** Requirements **
In the listing below, count each line containing "this" and answer with the count only.

+++ Records shown +++

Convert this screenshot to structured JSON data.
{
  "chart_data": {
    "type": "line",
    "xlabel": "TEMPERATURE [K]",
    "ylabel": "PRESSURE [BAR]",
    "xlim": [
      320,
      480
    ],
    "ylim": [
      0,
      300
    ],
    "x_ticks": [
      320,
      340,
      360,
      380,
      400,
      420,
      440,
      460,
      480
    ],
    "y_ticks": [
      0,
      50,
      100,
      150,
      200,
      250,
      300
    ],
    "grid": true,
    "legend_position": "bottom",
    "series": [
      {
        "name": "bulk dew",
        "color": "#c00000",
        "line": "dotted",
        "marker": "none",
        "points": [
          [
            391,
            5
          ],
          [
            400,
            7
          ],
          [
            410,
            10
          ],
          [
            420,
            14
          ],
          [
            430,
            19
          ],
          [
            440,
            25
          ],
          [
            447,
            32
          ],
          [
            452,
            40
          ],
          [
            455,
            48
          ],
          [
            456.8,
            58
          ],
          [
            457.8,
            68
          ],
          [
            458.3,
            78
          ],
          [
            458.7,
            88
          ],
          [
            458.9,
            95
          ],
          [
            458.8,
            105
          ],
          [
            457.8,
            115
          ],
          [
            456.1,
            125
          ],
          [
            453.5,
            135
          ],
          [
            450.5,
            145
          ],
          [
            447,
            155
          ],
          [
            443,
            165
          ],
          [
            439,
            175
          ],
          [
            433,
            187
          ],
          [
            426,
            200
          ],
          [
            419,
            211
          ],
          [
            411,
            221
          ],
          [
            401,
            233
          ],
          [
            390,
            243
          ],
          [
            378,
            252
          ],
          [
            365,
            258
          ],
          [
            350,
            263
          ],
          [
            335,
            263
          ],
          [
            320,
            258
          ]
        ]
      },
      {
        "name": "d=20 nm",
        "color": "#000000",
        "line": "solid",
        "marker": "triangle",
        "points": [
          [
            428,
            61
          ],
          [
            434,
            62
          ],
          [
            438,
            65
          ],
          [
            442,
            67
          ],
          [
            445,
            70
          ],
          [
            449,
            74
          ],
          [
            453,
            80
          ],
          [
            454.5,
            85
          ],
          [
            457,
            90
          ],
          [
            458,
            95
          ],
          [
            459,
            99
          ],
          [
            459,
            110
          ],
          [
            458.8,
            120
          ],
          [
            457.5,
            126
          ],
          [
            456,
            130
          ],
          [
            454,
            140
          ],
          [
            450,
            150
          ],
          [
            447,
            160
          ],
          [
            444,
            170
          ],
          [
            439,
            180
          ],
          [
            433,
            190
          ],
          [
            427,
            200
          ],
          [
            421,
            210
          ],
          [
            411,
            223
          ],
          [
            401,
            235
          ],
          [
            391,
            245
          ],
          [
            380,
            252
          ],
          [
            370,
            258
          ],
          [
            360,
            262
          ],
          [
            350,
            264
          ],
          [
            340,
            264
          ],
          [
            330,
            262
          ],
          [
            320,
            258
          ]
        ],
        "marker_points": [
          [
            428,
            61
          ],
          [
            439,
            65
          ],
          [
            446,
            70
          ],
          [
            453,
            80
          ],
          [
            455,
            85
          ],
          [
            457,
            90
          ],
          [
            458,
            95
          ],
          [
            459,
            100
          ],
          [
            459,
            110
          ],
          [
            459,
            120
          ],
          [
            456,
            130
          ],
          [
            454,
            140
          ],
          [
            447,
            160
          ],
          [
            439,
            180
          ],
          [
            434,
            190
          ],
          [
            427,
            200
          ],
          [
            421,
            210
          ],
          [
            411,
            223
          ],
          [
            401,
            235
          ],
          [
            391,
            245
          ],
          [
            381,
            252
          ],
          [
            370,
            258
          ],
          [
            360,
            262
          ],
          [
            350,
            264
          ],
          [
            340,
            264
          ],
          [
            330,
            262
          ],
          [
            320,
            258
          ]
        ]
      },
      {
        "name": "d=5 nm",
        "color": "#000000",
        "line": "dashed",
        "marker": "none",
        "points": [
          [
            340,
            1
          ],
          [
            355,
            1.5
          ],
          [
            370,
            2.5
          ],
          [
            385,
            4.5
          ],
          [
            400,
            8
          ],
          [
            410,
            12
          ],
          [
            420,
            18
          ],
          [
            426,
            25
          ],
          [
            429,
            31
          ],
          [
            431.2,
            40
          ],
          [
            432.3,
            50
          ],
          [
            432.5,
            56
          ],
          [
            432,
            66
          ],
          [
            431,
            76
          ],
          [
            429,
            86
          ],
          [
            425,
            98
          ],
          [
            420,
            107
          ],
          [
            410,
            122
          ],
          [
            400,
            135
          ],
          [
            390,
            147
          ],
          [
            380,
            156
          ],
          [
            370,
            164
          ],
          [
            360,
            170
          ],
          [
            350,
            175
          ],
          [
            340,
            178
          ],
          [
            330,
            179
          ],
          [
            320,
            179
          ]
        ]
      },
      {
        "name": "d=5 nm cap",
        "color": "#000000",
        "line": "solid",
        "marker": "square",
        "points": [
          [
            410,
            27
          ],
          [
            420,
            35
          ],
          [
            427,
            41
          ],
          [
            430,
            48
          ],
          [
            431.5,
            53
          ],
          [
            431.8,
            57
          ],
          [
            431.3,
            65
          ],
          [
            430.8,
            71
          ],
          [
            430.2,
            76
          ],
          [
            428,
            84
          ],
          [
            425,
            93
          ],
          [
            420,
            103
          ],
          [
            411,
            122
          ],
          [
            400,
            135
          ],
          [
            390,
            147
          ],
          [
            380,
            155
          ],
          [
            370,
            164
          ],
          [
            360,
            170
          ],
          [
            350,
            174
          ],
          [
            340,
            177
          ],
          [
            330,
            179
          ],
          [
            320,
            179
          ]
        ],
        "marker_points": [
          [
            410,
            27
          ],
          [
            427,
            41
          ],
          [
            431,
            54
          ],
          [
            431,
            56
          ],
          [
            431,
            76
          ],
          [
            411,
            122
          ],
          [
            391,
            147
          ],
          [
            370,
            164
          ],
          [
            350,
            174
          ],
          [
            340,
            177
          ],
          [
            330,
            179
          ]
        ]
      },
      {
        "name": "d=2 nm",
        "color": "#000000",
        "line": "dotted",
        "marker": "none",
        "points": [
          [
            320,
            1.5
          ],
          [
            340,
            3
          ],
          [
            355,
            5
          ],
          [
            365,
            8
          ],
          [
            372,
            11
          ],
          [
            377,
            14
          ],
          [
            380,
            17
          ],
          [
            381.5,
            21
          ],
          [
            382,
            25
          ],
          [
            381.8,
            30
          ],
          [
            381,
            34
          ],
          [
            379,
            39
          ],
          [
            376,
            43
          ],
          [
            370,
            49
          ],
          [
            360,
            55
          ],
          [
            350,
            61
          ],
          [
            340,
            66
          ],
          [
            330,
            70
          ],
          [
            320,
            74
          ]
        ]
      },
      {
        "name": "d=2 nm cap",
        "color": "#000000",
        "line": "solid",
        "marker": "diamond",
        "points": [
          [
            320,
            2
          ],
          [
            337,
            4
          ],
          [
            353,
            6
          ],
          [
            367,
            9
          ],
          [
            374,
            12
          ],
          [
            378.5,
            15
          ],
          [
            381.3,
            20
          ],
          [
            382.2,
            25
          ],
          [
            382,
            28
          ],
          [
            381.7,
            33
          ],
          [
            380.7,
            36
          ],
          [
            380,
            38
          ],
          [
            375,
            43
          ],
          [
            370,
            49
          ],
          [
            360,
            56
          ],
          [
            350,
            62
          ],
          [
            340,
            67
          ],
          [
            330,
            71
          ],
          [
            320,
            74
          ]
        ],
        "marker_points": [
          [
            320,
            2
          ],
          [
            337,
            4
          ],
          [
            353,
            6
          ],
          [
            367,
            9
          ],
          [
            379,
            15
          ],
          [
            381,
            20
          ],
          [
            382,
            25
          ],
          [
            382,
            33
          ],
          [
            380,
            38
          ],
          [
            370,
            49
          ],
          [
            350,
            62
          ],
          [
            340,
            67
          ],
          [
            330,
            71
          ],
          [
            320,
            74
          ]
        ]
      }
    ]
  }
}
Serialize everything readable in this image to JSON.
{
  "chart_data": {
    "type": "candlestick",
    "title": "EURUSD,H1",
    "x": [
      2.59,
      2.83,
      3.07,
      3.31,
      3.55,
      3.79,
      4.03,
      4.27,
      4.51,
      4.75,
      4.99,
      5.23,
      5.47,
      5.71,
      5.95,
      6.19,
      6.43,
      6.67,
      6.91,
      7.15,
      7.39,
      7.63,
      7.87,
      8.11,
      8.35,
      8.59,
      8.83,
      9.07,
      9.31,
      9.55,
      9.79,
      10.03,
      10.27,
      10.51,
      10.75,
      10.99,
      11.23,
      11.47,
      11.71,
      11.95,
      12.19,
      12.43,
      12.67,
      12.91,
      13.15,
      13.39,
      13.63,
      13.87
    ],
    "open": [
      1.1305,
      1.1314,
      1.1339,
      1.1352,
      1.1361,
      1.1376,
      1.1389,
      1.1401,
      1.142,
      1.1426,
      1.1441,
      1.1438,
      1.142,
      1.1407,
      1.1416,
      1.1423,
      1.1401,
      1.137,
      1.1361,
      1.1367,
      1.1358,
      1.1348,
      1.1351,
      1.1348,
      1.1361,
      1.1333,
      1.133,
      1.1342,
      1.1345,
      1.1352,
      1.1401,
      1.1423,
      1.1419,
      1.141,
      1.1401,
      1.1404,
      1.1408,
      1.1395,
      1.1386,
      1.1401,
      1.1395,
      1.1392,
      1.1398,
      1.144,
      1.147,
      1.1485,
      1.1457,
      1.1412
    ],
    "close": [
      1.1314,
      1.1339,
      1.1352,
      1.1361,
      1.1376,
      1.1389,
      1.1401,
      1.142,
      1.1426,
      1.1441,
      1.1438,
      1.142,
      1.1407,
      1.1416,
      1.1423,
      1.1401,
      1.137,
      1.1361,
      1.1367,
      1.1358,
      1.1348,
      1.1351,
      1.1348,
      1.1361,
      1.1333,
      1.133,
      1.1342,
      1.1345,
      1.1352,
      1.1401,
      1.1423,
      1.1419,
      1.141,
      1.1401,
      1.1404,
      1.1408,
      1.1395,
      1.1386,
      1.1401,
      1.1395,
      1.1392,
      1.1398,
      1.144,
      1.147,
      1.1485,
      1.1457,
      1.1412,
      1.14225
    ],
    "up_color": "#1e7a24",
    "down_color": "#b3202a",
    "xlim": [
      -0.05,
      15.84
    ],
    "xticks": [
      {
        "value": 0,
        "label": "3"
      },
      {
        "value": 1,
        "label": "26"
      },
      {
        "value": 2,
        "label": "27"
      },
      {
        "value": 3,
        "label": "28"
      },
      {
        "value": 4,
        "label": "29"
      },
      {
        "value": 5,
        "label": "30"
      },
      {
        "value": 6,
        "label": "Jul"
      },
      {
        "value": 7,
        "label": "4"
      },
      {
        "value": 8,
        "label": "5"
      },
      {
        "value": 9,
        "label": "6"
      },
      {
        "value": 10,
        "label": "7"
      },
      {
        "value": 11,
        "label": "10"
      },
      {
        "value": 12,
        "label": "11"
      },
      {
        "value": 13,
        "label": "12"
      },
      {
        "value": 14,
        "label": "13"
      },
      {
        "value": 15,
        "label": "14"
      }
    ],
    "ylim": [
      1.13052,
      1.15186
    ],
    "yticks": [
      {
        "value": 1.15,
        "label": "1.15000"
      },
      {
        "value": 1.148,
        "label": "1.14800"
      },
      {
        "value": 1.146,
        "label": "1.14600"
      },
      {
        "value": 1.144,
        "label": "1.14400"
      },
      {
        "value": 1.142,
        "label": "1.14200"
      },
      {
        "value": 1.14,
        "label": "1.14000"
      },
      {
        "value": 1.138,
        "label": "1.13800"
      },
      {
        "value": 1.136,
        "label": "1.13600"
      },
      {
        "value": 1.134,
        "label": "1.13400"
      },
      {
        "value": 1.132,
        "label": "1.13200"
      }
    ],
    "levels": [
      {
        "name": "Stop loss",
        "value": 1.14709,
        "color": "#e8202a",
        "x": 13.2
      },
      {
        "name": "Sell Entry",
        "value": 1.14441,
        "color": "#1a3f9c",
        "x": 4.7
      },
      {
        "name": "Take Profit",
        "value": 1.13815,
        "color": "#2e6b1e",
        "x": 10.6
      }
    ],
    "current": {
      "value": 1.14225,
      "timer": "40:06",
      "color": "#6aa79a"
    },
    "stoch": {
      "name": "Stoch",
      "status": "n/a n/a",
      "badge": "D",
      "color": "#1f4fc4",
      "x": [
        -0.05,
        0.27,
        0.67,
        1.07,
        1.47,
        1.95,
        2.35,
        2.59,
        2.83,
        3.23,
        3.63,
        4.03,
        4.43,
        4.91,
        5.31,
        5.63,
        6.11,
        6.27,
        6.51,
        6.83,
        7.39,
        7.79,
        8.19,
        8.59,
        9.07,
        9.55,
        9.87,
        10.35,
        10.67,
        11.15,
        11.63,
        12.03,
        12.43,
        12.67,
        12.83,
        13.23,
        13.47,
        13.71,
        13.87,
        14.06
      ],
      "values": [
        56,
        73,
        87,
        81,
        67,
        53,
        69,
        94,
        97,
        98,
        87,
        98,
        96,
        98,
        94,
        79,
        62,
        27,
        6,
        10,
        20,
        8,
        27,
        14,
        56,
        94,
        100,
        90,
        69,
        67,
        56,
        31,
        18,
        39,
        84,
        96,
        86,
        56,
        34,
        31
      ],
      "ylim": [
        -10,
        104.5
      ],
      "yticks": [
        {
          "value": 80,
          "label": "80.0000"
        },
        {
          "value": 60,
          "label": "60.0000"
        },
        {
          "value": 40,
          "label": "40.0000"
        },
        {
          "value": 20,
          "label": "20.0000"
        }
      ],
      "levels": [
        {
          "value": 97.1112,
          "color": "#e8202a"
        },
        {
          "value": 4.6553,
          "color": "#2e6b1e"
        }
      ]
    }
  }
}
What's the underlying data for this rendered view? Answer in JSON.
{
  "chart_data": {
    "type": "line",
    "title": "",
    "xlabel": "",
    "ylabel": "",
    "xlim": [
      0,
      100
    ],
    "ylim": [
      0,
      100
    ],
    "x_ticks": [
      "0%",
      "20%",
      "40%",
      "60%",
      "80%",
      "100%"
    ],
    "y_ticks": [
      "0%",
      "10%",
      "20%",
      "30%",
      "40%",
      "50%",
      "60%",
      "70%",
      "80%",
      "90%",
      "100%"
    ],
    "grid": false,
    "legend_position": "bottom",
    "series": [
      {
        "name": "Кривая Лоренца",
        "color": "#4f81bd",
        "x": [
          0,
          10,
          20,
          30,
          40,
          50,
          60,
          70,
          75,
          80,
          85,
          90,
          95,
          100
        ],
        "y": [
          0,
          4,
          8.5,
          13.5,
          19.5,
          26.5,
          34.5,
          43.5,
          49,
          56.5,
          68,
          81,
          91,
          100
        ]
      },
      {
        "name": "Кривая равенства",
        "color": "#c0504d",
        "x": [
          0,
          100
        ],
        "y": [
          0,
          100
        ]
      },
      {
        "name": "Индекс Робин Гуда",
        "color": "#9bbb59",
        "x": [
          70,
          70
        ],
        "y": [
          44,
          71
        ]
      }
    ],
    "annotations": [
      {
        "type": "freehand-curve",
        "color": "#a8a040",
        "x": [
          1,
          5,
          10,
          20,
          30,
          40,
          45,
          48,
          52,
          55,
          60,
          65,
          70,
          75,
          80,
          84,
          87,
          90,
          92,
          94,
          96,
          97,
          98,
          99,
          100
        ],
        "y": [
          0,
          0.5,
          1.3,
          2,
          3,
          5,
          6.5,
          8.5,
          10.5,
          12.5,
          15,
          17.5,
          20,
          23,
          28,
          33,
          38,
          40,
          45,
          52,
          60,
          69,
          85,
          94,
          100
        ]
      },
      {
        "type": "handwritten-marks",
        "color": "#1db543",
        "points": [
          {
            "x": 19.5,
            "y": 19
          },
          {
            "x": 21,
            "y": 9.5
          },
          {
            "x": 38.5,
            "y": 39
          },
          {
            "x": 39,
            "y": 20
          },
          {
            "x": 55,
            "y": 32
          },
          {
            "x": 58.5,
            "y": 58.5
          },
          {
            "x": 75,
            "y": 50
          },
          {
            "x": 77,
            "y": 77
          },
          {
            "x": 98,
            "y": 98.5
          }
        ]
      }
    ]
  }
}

+++

** Exercise result **
3